• **REQUIREMENTS**:
Reproduce the records below in their entirety, character for character.

Collection entries:

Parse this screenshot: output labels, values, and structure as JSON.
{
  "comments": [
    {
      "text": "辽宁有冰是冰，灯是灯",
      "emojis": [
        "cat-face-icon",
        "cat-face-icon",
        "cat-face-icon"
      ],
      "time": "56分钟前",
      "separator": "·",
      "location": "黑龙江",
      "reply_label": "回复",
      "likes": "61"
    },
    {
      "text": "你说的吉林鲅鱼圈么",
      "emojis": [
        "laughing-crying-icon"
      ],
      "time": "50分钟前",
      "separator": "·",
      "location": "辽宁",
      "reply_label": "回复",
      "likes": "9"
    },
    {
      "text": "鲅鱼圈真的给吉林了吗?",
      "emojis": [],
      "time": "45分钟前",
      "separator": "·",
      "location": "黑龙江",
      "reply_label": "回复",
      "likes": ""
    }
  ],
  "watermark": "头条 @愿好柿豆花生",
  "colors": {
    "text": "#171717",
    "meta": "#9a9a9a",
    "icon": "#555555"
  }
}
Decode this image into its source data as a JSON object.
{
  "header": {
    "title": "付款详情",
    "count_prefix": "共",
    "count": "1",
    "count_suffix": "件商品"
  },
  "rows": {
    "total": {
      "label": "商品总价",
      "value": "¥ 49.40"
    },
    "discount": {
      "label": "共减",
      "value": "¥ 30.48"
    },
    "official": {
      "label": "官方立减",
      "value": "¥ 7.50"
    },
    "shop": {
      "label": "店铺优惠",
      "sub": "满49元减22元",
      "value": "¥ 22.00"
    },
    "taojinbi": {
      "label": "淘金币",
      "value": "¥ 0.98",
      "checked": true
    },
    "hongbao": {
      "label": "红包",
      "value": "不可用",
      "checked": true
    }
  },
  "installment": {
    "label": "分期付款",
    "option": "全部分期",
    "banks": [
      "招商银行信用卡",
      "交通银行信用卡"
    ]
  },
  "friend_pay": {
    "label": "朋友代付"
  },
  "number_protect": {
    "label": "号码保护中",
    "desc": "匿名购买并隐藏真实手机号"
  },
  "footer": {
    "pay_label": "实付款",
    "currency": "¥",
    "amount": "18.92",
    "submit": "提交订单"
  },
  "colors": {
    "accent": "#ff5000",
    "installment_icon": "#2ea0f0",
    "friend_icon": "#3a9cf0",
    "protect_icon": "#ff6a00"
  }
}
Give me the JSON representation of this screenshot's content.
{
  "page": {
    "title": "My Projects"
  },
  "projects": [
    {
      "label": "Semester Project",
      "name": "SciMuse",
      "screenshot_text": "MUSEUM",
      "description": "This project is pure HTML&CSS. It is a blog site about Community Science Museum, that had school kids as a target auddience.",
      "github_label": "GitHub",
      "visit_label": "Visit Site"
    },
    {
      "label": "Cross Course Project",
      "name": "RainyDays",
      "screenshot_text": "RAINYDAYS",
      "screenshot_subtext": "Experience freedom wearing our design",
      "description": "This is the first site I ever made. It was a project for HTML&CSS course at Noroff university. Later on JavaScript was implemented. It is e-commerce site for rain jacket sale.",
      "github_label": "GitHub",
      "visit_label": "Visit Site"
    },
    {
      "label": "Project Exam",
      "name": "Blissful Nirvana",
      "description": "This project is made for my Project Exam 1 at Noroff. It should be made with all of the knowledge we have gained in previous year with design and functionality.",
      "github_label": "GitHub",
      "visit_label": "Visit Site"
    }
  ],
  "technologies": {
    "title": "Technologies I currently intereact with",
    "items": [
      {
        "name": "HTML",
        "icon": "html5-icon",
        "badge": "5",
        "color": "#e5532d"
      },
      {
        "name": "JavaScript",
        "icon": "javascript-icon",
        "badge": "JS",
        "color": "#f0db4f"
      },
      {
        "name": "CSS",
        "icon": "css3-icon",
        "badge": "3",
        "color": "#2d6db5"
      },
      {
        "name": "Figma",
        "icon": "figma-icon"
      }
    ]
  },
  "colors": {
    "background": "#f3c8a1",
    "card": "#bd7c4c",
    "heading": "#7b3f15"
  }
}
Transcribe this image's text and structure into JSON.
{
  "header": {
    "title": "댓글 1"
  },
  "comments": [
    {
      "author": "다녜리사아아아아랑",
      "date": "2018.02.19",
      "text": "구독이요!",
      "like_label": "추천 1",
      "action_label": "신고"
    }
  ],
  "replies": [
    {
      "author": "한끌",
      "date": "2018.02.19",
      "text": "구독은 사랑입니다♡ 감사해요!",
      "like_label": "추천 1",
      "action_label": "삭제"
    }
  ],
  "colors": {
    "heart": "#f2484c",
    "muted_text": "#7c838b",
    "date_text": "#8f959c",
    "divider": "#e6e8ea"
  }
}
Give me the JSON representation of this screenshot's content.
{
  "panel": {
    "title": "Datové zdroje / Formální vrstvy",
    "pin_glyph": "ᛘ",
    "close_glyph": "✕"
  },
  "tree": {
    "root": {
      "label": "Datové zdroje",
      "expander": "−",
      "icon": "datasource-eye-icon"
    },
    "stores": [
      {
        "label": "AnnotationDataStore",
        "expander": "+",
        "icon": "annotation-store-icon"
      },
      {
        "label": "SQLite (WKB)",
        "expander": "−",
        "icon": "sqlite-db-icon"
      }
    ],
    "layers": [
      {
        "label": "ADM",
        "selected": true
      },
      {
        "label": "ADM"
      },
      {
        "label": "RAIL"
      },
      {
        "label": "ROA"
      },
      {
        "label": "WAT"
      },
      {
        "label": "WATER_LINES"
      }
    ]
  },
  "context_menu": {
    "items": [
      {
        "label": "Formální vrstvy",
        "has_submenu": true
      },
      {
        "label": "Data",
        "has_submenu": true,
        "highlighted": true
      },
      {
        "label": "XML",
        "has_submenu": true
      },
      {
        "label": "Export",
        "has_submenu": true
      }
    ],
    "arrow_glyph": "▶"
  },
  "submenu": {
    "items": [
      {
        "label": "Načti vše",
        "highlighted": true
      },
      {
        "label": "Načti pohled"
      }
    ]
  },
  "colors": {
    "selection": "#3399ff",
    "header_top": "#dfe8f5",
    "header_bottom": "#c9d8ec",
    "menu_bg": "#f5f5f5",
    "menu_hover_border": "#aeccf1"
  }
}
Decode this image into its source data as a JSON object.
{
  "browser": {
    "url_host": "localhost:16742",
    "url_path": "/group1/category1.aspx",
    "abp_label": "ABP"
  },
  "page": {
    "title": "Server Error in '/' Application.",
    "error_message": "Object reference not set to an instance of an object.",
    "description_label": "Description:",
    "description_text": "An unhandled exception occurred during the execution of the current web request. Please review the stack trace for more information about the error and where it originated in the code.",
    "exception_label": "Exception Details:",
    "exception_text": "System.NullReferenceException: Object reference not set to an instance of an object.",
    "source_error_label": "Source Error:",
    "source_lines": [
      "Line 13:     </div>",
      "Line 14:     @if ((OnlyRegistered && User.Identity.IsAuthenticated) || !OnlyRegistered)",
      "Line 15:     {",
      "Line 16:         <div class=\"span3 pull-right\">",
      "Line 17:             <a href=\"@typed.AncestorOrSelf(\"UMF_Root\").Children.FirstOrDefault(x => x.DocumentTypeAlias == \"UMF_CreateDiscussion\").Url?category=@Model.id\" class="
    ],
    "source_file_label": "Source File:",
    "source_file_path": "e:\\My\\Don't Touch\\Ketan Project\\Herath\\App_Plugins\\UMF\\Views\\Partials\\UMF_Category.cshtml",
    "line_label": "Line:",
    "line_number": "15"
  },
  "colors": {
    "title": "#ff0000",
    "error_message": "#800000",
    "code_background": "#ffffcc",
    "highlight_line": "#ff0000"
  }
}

• **COMPLETE ANSWER**:
Parse this screenshot: output labels, values, and structure as JSON.
{
  "comments": [
    {
      "text": "辽宁有冰是冰，灯是灯",
      "emojis": [
        "cat-face-icon",
        "cat-face-icon",
        "cat-face-icon"
      ],
      "time": "56分钟前",
      "separator": "·",
      "location": "黑龙江",
      "reply_label": "回复",
      "likes": "61"
    },
    {
      "text": "你说的吉林鲅鱼圈么",
      "emojis": [
        "laughing-crying-icon"
      ],
      "time": "50分钟前",
      "separator": "·",
      "location": "辽宁",
      "reply_label": "回复",
      "likes": "9"
    },
    {
      "text": "鲅鱼圈真的给吉林了吗?",
      "emojis": [],
      "time": "45分钟前",
      "separator": "·",
      "location": "黑龙江",
      "reply_label": "回复",
      "likes": ""
    }
  ],
  "watermark": "头条 @愿好柿豆花生",
  "colors": {
    "text": "#171717",
    "meta": "#9a9a9a",
    "icon": "#555555"
  }
}
Decode this image into its source data as a JSON object.
{
  "header": {
    "title": "付款详情",
    "count_prefix": "共",
    "count": "1",
    "count_suffix": "件商品"
  },
  "rows": {
    "total": {
      "label": "商品总价",
      "value": "¥ 49.40"
    },
    "discount": {
      "label": "共减",
      "value": "¥ 30.48"
    },
    "official": {
      "label": "官方立减",
      "value": "¥ 7.50"
    },
    "shop": {
      "label": "店铺优惠",
      "sub": "满49元减22元",
      "value": "¥ 22.00"
    },
    "taojinbi": {
      "label": "淘金币",
      "value": "¥ 0.98",
      "checked": true
    },
    "hongbao": {
      "label": "红包",
      "value": "不可用",
      "checked": true
    }
  },
  "installment": {
    "label": "分期付款",
    "option": "全部分期",
    "banks": [
      "招商银行信用卡",
      "交通银行信用卡"
    ]
  },
  "friend_pay": {
    "label": "朋友代付"
  },
  "number_protect": {
    "label": "号码保护中",
    "desc": "匿名购买并隐藏真实手机号"
  },
  "footer": {
    "pay_label": "实付款",
    "currency": "¥",
    "amount": "18.92",
    "submit": "提交订单"
  },
  "colors": {
    "accent": "#ff5000",
    "installment_icon": "#2ea0f0",
    "friend_icon": "#3a9cf0",
    "protect_icon": "#ff6a00"
  }
}
Give me the JSON representation of this screenshot's content.
{
  "page": {
    "title": "My Projects"
  },
  "projects": [
    {
      "label": "Semester Project",
      "name": "SciMuse",
      "screenshot_text": "MUSEUM",
      "description": "This project is pure HTML&CSS. It is a blog site about Community Science Museum, that had school kids as a target auddience.",
      "github_label": "GitHub",
      "visit_label": "Visit Site"
    },
    {
      "label": "Cross Course Project",
      "name": "RainyDays",
      "screenshot_text": "RAINYDAYS",
      "screenshot_subtext": "Experience freedom wearing our design",
      "description": "This is the first site I ever made. It was a project for HTML&CSS course at Noroff university. Later on JavaScript was implemented. It is e-commerce site for rain jacket sale.",
      "github_label": "GitHub",
      "visit_label": "Visit Site"
    },
    {
      "label": "Project Exam",
      "name": "Blissful Nirvana",
      "description": "This project is made for my Project Exam 1 at Noroff. It should be made with all of the knowledge we have gained in previous year with design and functionality.",
      "github_label": "GitHub",
      "visit_label": "Visit Site"
    }
  ],
  "technologies": {
    "title": "Technologies I currently intereact with",
    "items": [
      {
        "name": "HTML",
        "icon": "html5-icon",
        "badge": "5",
        "color": "#e5532d"
      },
      {
        "name": "JavaScript",
        "icon": "javascript-icon",
        "badge": "JS",
        "color": "#f0db4f"
      },
      {
        "name": "CSS",
        "icon": "css3-icon",
        "badge": "3",
        "color": "#2d6db5"
      },
      {
        "name": "Figma",
        "icon": "figma-icon"
      }
    ]
  },
  "colors": {
    "background": "#f3c8a1",
    "card": "#bd7c4c",
    "heading": "#7b3f15"
  }
}
Transcribe this image's text and structure into JSON.
{
  "header": {
    "title": "댓글 1"
  },
  "comments": [
    {
      "author": "다녜리사아아아아랑",
      "date": "2018.02.19",
      "text": "구독이요!",
      "like_label": "추천 1",
      "action_label": "신고"
    }
  ],
  "replies": [
    {
      "author": "한끌",
      "date": "2018.02.19",
      "text": "구독은 사랑입니다♡ 감사해요!",
      "like_label": "추천 1",
      "action_label": "삭제"
    }
  ],
  "colors": {
    "heart": "#f2484c",
    "muted_text": "#7c838b",
    "date_text": "#8f959c",
    "divider": "#e6e8ea"
  }
}
Give me the JSON representation of this screenshot's content.
{
  "panel": {
    "title": "Datové zdroje / Formální vrstvy",
    "pin_glyph": "ᛘ",
    "close_glyph": "✕"
  },
  "tree": {
    "root": {
      "label": "Datové zdroje",
      "expander": "−",
      "icon": "datasource-eye-icon"
    },
    "stores": [
      {
        "label": "AnnotationDataStore",
        "expander": "+",
        "icon": "annotation-store-icon"
      },
      {
        "label": "SQLite (WKB)",
        "expander": "−",
        "icon": "sqlite-db-icon"
      }
    ],
    "layers": [
      {
        "label": "ADM",
        "selected": true
      },
      {
        "label": "ADM"
      },
      {
        "label": "RAIL"
      },
      {
        "label": "ROA"
      },
      {
        "label": "WAT"
      },
      {
        "label": "WATER_LINES"
      }
    ]
  },
  "context_menu": {
    "items": [
      {
        "label": "Formální vrstvy",
        "has_submenu": true
      },
      {
        "label": "Data",
        "has_submenu": true,
        "highlighted": true
      },
      {
        "label": "XML",
        "has_submenu": true
      },
      {
        "label": "Export",
        "has_submenu": true
      }
    ],
    "arrow_glyph": "▶"
  },
  "submenu": {
    "items": [
      {
        "label": "Načti vše",
        "highlighted": true
      },
      {
        "label": "Načti pohled"
      }
    ]
  },
  "colors": {
    "selection": "#3399ff",
    "header_top": "#dfe8f5",
    "header_bottom": "#c9d8ec",
    "menu_bg": "#f5f5f5",
    "menu_hover_border": "#aeccf1"
  }
}
Decode this image into its source data as a JSON object.
{
  "browser": {
    "url_host": "localhost:16742",
    "url_path": "/group1/category1.aspx",
    "abp_label": "ABP"
  },
  "page": {
    "title": "Server Error in '/' Application.",
    "error_message": "Object reference not set to an instance of an object.",
    "description_label": "Description:",
    "description_text": "An unhandled exception occurred during the execution of the current web request. Please review the stack trace for more information about the error and where it originated in the code.",
    "exception_label": "Exception Details:",
    "exception_text": "System.NullReferenceException: Object reference not set to an instance of an object.",
    "source_error_label": "Source Error:",
    "source_lines": [
      "Line 13:     </div>",
      "Line 14:     @if ((OnlyRegistered && User.Identity.IsAuthenticated) || !OnlyRegistered)",
      "Line 15:     {",
      "Line 16:         <div class=\"span3 pull-right\">",
      "Line 17:             <a href=\"@typed.AncestorOrSelf(\"UMF_Root\").Children.FirstOrDefault(x => x.DocumentTypeAlias == \"UMF_CreateDiscussion\").Url?category=@Model.id\" class="
    ],
    "source_file_label": "Source File:",
    "source_file_path": "e:\\My\\Don't Touch\\Ketan Project\\Herath\\App_Plugins\\UMF\\Views\\Partials\\UMF_Category.cshtml",
    "line_label": "Line:",
    "line_number": "15"
  },
  "colors": {
    "title": "#ff0000",
    "error_message": "#800000",
    "code_background": "#ffffcc",
    "highlight_line": "#ff0000"
  }
}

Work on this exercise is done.